─── Material provided
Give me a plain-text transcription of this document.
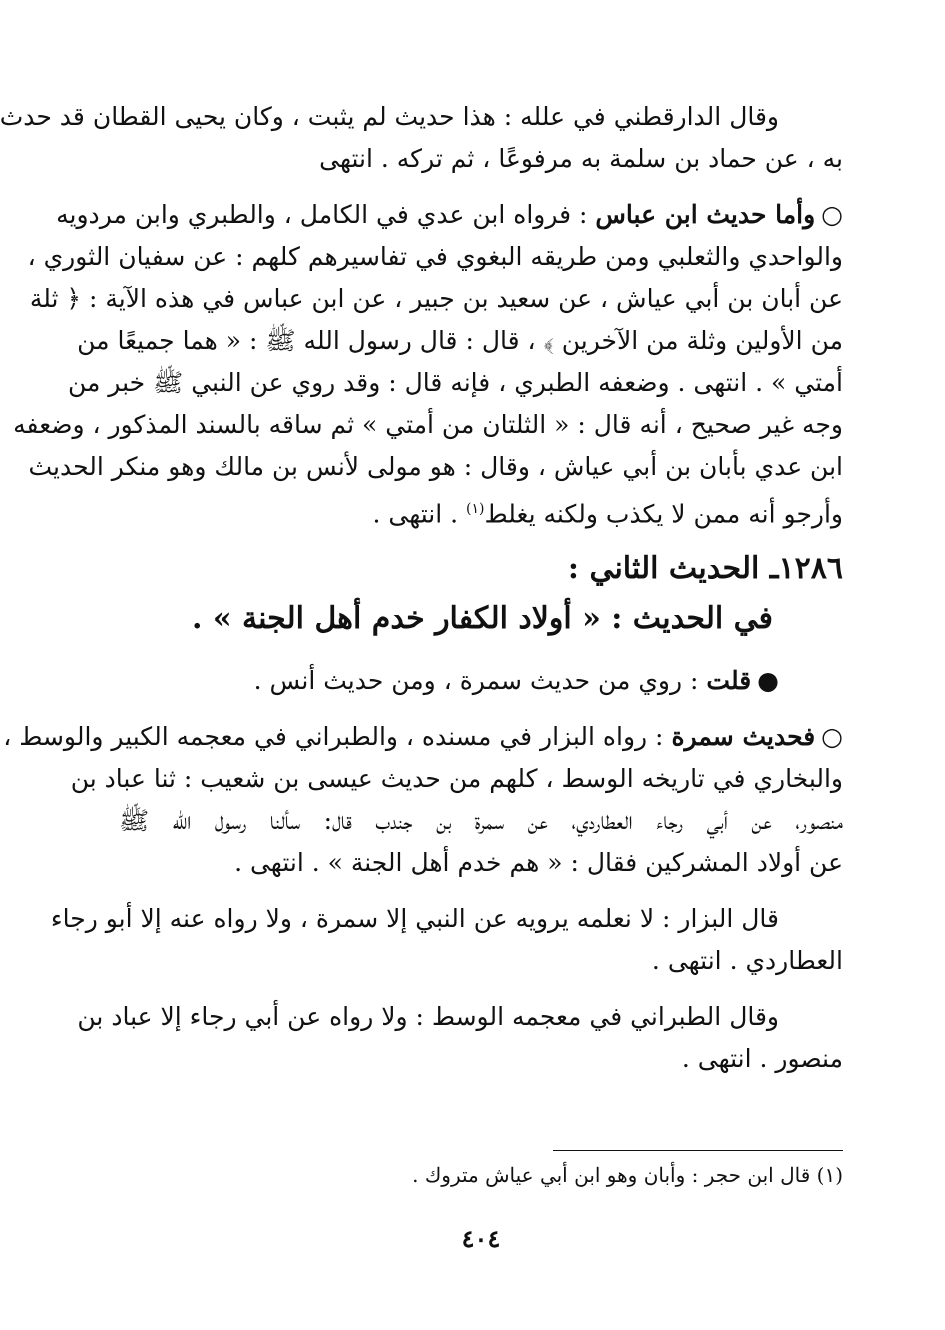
وقال الدارقطني في علله : هذا حديث لم يثبت ، وكان يحيى القطان قد حدث
به ، عن حماد بن سلمة به مرفوعًا ، ثم تركه . انتهى
○وأما حديث ابن عباس : فرواه ابن عدي في الكامل ، والطبري وابن مردويه
والواحدي والثعلبي ومن طريقه البغوي في تفاسيرهم كلهم : عن سفيان الثوري ،
عن أبان بن أبي عياش ، عن سعيد بن جبير ، عن ابن عباس في هذه الآية : ﴿ ثلة
من الأولين وثلة من الآخرين ﴾ ، قال : قال رسول الله ﷺ : « هما جميعًا من
أمتي » . انتهى . وضعفه الطبري ، فإنه قال : وقد روي عن النبي ﷺ خبر من
وجه غير صحيح ، أنه قال : « الثلتان من أمتي » ثم ساقه بالسند المذكور ، وضعفه
ابن عدي بأبان بن أبي عياش ، وقال : هو مولى لأنس بن مالك وهو منكر الحديث
وأرجو أنه ممن لا يكذب ولكنه يغلط$^{(١)}$ . انتهى .
١٢٨٦ـ الحديث الثاني :
في الحديث : « أولاد الكفار خدم أهل الجنة » .
●قلت : روي من حديث سمرة ، ومن حديث أنس .
○فحديث سمرة : رواه البزار في مسنده ، والطبراني في معجمه الكبير والوسط ،
والبخاري في تاريخه الوسط ، كلهم من حديث عيسى بن شعيب : ثنا عباد بن
منصور، عن أبي رجاء العطاردي، عن سمرة بن جندب قال: سألنا رسول الله ﷺ
عن أولاد المشركين فقال : « هم خدم أهل الجنة » . انتهى .
قال البزار : لا نعلمه يرويه عن النبي إلا سمرة ، ولا رواه عنه إلا أبو رجاء
العطاردي . انتهى .
وقال الطبراني في معجمه الوسط : ولا رواه عن أبي رجاء إلا عباد بن
منصور . انتهى .
(١) قال ابن حجر : وأبان وهو ابن أبي عياش متروك .
٤٠٤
──────
Exercise objective → Without including any pictures, print each record exactly.

Result →
Give me a plain-text transcription of this document.
وقال الدارقطني في علله : هذا حديث لم يثبت ، وكان يحيى القطان قد حدث
به ، عن حماد بن سلمة به مرفوعًا ، ثم تركه . انتهى
○وأما حديث ابن عباس : فرواه ابن عدي في الكامل ، والطبري وابن مردويه
والواحدي والثعلبي ومن طريقه البغوي في تفاسيرهم كلهم : عن سفيان الثوري ،
عن أبان بن أبي عياش ، عن سعيد بن جبير ، عن ابن عباس في هذه الآية : ﴿ ثلة
من الأولين وثلة من الآخرين ﴾ ، قال : قال رسول الله ﷺ : « هما جميعًا من
أمتي » . انتهى . وضعفه الطبري ، فإنه قال : وقد روي عن النبي ﷺ خبر من
وجه غير صحيح ، أنه قال : « الثلتان من أمتي » ثم ساقه بالسند المذكور ، وضعفه
ابن عدي بأبان بن أبي عياش ، وقال : هو مولى لأنس بن مالك وهو منكر الحديث
وأرجو أنه ممن لا يكذب ولكنه يغلط$^{(١)}$ . انتهى .
١٢٨٦ـ الحديث الثاني :
في الحديث : « أولاد الكفار خدم أهل الجنة » .
●قلت : روي من حديث سمرة ، ومن حديث أنس .
○فحديث سمرة : رواه البزار في مسنده ، والطبراني في معجمه الكبير والوسط ،
والبخاري في تاريخه الوسط ، كلهم من حديث عيسى بن شعيب : ثنا عباد بن
منصور، عن أبي رجاء العطاردي، عن سمرة بن جندب قال: سألنا رسول الله ﷺ
عن أولاد المشركين فقال : « هم خدم أهل الجنة » . انتهى .
قال البزار : لا نعلمه يرويه عن النبي إلا سمرة ، ولا رواه عنه إلا أبو رجاء
العطاردي . انتهى .
وقال الطبراني في معجمه الوسط : ولا رواه عن أبي رجاء إلا عباد بن
منصور . انتهى .
(١) قال ابن حجر : وأبان وهو ابن أبي عياش متروك .
٤٠٤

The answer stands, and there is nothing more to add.